→ **Problem**:
Make a tally of the lines in the records that include the string "color", and give only that number.
..............................
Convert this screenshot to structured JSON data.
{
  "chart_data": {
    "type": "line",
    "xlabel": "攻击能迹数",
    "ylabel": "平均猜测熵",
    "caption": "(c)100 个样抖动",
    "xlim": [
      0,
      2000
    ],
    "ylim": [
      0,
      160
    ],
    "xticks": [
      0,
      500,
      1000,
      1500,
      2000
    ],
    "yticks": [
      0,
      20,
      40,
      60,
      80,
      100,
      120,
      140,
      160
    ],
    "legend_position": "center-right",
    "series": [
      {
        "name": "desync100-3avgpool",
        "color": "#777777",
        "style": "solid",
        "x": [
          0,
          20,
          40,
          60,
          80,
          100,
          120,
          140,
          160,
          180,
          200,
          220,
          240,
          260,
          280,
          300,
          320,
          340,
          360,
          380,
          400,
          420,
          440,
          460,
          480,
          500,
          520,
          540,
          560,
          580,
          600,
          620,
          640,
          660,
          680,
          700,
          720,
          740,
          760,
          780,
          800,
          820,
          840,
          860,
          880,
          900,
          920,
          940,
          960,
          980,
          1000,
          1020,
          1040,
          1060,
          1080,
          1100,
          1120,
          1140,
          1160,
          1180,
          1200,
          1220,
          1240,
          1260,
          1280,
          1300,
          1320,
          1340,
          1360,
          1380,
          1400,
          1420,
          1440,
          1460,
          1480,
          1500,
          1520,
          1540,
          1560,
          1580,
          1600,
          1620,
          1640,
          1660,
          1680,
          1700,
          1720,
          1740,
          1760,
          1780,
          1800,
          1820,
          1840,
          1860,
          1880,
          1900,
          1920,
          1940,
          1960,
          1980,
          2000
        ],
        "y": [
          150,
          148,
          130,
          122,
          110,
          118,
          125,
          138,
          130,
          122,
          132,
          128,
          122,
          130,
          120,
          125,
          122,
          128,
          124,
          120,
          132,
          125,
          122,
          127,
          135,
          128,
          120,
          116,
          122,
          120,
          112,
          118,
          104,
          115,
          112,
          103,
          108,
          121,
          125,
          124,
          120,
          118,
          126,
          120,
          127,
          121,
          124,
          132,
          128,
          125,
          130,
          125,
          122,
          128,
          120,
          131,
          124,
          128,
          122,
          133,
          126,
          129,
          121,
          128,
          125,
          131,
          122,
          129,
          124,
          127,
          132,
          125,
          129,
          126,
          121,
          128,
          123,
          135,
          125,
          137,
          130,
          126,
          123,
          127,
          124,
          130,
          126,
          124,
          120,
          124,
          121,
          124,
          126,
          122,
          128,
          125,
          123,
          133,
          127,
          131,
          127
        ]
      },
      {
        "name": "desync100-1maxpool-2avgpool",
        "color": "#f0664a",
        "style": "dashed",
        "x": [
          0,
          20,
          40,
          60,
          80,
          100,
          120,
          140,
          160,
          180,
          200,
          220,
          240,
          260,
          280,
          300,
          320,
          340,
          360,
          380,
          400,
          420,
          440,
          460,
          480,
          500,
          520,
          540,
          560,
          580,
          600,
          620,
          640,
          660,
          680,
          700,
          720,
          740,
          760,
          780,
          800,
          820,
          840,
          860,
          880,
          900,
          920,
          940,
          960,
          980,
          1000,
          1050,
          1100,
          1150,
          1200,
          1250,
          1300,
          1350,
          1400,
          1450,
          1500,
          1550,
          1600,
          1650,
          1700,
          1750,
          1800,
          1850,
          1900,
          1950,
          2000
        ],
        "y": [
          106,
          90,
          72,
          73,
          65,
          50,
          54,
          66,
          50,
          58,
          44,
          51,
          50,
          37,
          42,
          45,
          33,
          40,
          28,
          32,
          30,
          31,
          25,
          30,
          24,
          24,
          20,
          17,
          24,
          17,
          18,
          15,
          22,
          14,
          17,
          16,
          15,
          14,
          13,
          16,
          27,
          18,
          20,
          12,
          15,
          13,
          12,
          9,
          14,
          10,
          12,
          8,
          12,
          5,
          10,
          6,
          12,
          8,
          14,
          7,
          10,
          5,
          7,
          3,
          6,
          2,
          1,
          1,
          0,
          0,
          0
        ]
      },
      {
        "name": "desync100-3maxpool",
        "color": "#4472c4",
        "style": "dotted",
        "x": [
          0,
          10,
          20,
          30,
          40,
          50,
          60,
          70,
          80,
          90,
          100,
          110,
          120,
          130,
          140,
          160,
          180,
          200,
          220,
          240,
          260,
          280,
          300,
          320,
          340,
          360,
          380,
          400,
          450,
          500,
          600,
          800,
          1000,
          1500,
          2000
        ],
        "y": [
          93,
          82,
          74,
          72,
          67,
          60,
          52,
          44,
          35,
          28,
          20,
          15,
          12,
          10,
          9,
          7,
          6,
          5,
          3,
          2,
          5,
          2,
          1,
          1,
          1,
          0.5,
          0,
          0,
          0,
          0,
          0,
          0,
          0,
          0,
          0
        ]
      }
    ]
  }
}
..............................
→ **Solution below**:
3